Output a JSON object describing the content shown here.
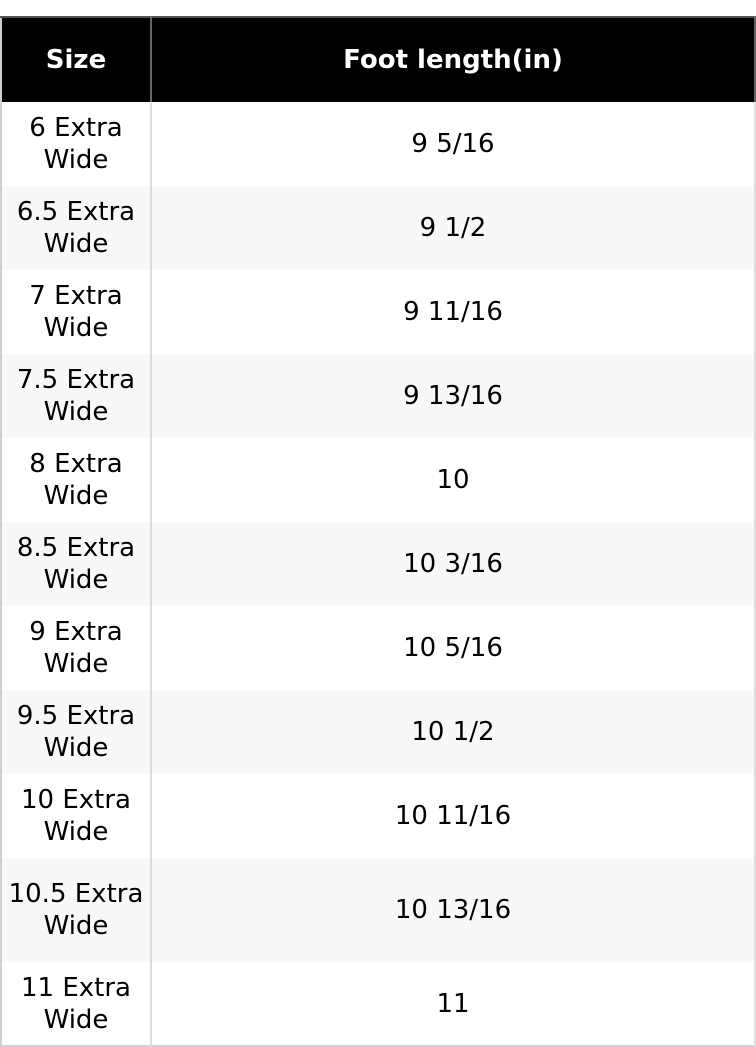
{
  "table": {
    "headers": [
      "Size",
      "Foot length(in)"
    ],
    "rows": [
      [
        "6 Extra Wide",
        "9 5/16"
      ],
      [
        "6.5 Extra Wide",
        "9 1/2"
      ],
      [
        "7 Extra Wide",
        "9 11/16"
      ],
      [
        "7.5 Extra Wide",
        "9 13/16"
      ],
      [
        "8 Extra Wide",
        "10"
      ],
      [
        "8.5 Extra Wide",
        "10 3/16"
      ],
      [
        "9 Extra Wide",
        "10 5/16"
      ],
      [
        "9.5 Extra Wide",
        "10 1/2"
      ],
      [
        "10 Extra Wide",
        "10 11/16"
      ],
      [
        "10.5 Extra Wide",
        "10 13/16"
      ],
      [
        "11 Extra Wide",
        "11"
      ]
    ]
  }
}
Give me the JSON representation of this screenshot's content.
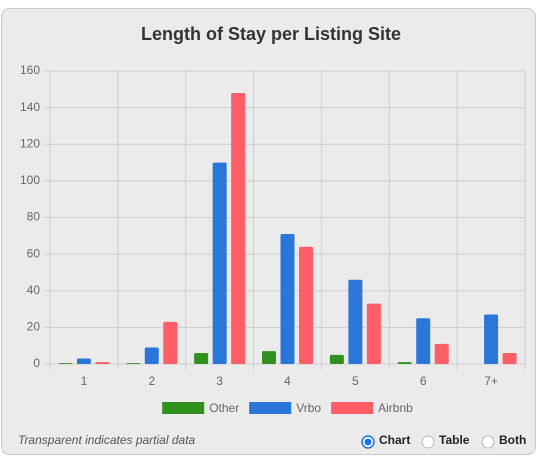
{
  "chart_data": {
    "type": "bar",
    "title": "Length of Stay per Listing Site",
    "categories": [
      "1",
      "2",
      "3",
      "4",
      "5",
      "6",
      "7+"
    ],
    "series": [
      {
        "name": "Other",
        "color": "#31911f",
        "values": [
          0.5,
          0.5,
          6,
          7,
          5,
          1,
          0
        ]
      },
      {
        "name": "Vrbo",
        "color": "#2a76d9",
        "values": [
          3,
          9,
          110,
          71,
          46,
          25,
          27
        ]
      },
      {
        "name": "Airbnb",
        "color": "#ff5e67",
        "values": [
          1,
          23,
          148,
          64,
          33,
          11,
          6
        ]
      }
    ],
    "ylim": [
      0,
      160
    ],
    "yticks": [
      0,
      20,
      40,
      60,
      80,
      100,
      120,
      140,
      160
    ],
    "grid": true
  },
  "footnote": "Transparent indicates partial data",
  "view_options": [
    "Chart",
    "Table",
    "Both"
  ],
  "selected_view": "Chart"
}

━━━━━━━━━━

Your objective
Transcribe the whole listing, character for character, but not its images.

Correct result
Output a JSON object describing the content shown here.
{
  "table": {
    "headers": [
      "Size",
      "Foot length(in)"
    ],
    "rows": [
      [
        "6 Extra Wide",
        "9 5/16"
      ],
      [
        "6.5 Extra Wide",
        "9 1/2"
      ],
      [
        "7 Extra Wide",
        "9 11/16"
      ],
      [
        "7.5 Extra Wide",
        "9 13/16"
      ],
      [
        "8 Extra Wide",
        "10"
      ],
      [
        "8.5 Extra Wide",
        "10 3/16"
      ],
      [
        "9 Extra Wide",
        "10 5/16"
      ],
      [
        "9.5 Extra Wide",
        "10 1/2"
      ],
      [
        "10 Extra Wide",
        "10 11/16"
      ],
      [
        "10.5 Extra Wide",
        "10 13/16"
      ],
      [
        "11 Extra Wide",
        "11"
      ]
    ]
  }
}
Give me the JSON representation of this screenshot's content.
{
  "chart_data": {
    "type": "bar",
    "title": "Length of Stay per Listing Site",
    "categories": [
      "1",
      "2",
      "3",
      "4",
      "5",
      "6",
      "7+"
    ],
    "series": [
      {
        "name": "Other",
        "color": "#31911f",
        "values": [
          0.5,
          0.5,
          6,
          7,
          5,
          1,
          0
        ]
      },
      {
        "name": "Vrbo",
        "color": "#2a76d9",
        "values": [
          3,
          9,
          110,
          71,
          46,
          25,
          27
        ]
      },
      {
        "name": "Airbnb",
        "color": "#ff5e67",
        "values": [
          1,
          23,
          148,
          64,
          33,
          11,
          6
        ]
      }
    ],
    "ylim": [
      0,
      160
    ],
    "yticks": [
      0,
      20,
      40,
      60,
      80,
      100,
      120,
      140,
      160
    ],
    "grid": true
  },
  "footnote": "Transparent indicates partial data",
  "view_options": [
    "Chart",
    "Table",
    "Both"
  ],
  "selected_view": "Chart"
}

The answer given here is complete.